- Extrait cité:
/---
13 À cet égard il convient de rappeler qu’il résulte de l’article 263, premier alinéa, TFUE que la Cour contrôle la légalité des actes du Parlement destinés à produire des effets juridiques à l’égard des tiers. Constituent des actes susceptibles de faire l’objet d’un recours en annulation les mesures produisant des effets juridiques obligatoires de nature à affecter les intérêts du requérant, en modifiant de façon caractérisée sa situation juridique (voir, notamment, arrêt IBM/Commission, 60/81,
EU:C:1981:264).

14 Le droit de pétition figure aux articles 20, paragraphe 2, sous d), TFUE, 24, deuxième alinéa, TFUE et 227 TFUE ainsi qu’à l’article 44 de la charte des droits fondamentaux de l’Union européenne. Il résulte de l’ensemble de ces dispositions que ce droit fait partie des droits fondamentaux et s’exerce dans les conditions prévues à l’article 227 TFUE.

15 En vertu de cette dernière disposition, le droit de pétition est ouvert non seulement aux citoyens de l’Union, mais, plus généralement, à toute personne physique ou morale qui réside dans un État membre ou y a son siège. Il peut être exercé individuellement ou collectivement. La pétition doit porter sur l’un des «domaines d’activité de l’Union» et concerner «directement» celui ou ceux qui la présentent.
\---
Enregistrements d'annotation spatiale
/---
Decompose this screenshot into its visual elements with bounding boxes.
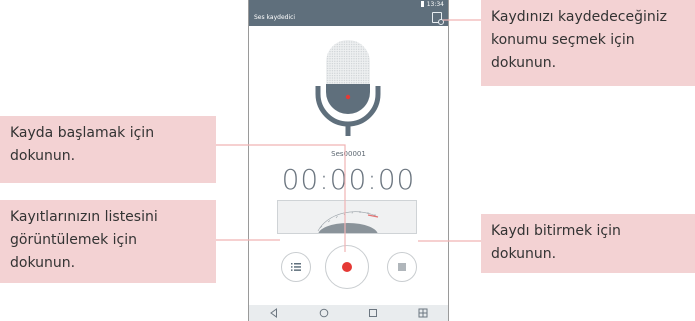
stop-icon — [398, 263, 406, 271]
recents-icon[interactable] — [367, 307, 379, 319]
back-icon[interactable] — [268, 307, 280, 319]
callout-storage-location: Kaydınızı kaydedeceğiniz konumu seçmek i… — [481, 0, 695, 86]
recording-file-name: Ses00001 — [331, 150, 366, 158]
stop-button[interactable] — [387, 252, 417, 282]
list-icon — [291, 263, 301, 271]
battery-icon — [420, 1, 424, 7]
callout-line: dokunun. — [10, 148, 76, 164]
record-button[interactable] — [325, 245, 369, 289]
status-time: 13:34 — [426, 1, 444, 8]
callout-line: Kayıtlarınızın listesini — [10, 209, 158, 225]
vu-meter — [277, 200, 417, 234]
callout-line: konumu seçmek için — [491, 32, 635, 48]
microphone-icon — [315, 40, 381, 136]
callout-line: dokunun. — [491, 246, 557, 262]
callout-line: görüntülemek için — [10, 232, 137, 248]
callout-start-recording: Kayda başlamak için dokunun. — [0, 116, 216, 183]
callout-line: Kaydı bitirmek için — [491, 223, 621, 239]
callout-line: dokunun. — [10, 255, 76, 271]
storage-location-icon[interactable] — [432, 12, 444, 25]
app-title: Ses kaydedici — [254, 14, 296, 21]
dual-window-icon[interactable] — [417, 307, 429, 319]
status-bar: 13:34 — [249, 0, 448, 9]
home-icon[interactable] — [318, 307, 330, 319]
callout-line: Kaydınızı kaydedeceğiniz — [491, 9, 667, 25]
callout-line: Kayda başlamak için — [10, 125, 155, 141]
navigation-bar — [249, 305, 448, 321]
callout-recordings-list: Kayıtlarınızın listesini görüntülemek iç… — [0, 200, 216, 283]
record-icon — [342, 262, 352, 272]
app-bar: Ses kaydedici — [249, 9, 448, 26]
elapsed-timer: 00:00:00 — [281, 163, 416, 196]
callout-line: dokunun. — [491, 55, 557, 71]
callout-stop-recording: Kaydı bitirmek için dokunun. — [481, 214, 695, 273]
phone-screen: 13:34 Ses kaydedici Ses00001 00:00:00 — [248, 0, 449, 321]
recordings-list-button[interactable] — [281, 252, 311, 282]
\---
/---
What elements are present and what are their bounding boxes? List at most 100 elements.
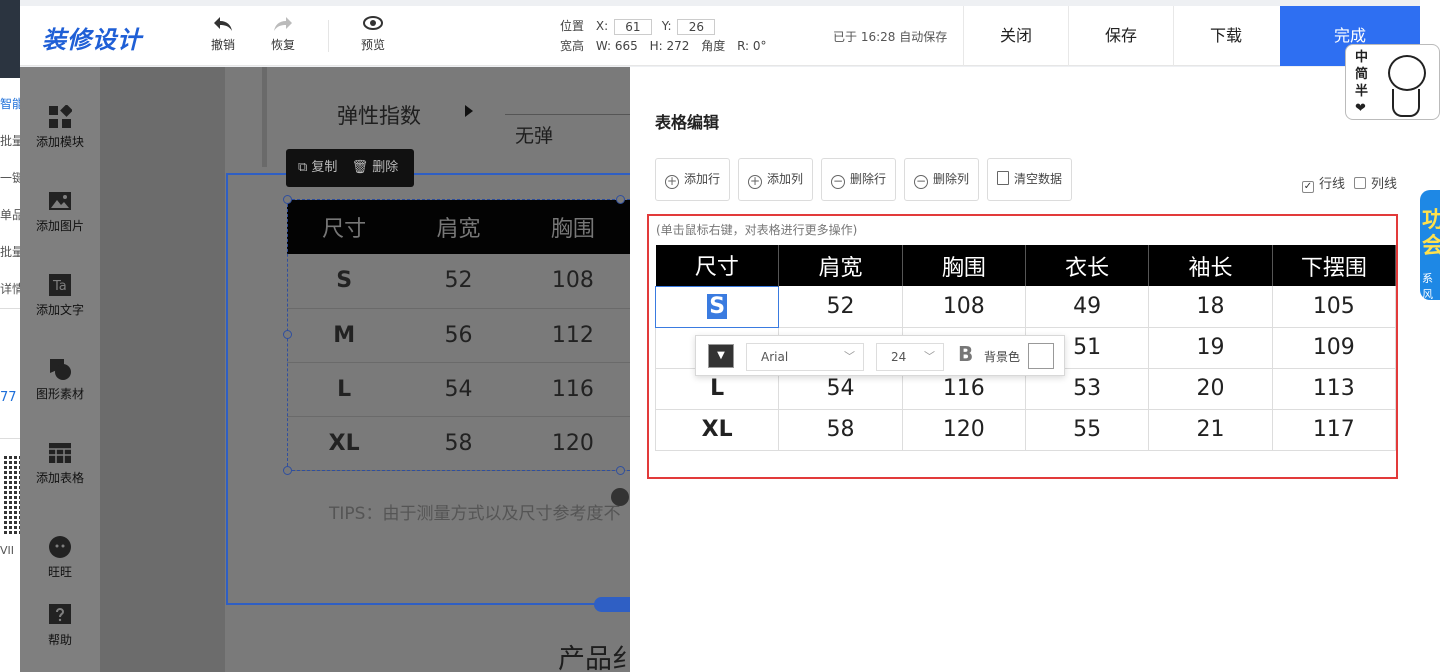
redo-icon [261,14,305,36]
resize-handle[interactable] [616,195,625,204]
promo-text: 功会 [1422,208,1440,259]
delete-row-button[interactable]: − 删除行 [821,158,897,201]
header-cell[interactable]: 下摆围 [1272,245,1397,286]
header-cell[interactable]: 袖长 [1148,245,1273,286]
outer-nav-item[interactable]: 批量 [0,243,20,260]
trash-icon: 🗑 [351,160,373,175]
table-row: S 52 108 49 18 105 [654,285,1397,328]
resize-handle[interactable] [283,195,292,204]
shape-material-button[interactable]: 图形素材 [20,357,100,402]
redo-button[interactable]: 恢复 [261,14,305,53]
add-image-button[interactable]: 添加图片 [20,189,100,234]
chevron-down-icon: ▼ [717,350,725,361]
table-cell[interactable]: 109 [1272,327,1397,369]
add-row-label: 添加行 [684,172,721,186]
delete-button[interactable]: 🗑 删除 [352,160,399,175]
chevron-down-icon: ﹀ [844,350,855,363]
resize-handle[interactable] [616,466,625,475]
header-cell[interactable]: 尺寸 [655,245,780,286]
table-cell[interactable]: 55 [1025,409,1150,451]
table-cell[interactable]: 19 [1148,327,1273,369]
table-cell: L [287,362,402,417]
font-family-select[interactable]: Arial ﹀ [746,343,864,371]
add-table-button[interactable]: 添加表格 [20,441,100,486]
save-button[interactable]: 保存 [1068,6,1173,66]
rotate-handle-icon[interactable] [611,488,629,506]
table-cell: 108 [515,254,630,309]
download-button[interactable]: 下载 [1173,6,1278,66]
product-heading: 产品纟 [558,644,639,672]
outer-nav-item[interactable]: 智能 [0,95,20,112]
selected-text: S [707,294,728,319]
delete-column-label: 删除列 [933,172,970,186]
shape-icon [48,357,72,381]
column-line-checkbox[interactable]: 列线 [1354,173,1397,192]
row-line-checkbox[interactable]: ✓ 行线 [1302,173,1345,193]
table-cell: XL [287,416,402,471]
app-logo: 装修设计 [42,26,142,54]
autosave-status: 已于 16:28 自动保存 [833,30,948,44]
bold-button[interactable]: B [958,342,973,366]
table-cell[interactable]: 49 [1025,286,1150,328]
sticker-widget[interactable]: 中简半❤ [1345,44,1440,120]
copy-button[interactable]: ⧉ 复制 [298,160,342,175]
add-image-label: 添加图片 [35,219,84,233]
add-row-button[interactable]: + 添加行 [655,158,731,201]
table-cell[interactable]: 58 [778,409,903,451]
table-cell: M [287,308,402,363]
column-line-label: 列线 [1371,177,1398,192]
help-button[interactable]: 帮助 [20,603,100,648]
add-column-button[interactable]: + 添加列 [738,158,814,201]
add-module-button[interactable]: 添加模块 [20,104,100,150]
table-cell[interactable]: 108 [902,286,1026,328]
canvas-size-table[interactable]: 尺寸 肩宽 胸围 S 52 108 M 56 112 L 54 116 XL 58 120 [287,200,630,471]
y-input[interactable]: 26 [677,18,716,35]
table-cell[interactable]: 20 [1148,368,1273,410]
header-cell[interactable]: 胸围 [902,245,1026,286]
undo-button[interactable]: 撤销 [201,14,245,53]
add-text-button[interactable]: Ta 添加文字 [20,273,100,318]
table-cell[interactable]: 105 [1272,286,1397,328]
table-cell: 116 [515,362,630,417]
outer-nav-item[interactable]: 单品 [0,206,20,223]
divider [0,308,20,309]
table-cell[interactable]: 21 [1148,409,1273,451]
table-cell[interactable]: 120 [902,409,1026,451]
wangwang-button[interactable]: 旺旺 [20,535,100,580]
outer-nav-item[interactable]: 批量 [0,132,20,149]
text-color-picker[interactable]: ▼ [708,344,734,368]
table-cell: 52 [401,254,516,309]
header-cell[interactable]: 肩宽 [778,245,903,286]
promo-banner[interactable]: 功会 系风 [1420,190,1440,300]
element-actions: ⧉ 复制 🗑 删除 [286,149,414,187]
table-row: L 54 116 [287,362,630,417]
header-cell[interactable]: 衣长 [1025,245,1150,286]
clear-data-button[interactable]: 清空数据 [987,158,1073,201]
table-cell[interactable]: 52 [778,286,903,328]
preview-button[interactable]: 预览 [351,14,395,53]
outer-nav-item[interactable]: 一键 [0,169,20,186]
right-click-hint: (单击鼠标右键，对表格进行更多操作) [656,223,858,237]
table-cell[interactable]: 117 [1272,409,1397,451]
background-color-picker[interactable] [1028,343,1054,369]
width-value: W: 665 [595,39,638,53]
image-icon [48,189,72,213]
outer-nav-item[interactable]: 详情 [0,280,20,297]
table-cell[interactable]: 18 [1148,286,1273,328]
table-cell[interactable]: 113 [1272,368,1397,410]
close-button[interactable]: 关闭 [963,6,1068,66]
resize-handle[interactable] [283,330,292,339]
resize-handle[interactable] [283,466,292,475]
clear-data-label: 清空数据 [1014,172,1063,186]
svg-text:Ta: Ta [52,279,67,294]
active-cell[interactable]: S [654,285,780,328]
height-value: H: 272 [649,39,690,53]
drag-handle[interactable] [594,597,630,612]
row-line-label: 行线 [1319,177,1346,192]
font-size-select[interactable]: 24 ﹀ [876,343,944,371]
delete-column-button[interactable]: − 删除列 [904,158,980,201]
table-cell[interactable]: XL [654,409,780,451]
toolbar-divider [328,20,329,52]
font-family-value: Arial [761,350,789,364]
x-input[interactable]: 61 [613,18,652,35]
\---
- Exercices à traiter:
- a) D'après l'extrait sur le droit de pétition, dans les conditions prévues par quel article ce droit s'exerce-t-il ?
- b) Recopiez le passage de l'extrait sur le droit de pétition qui va de « 15 En vertu » jusqu'à « qui la présentent. », en substituant « en groupe » à « collectivement ».

- Corrigé:
- a) Dans les conditions prévues à l'article 227 TFUE.

- b)
15 En vertu de cette dernière disposition, le droit de pétition est ouvert non seulement aux citoyens de l’Union, mais, plus généralement, à toute personne physique ou morale qui réside dans un État membre ou y a son siège. Il peut être exercé individuellement ou en groupe. La pétition doit porter sur l’un des «domaines d’activité de l’Union» et concerner «directement» celui ou ceux qui la présentent.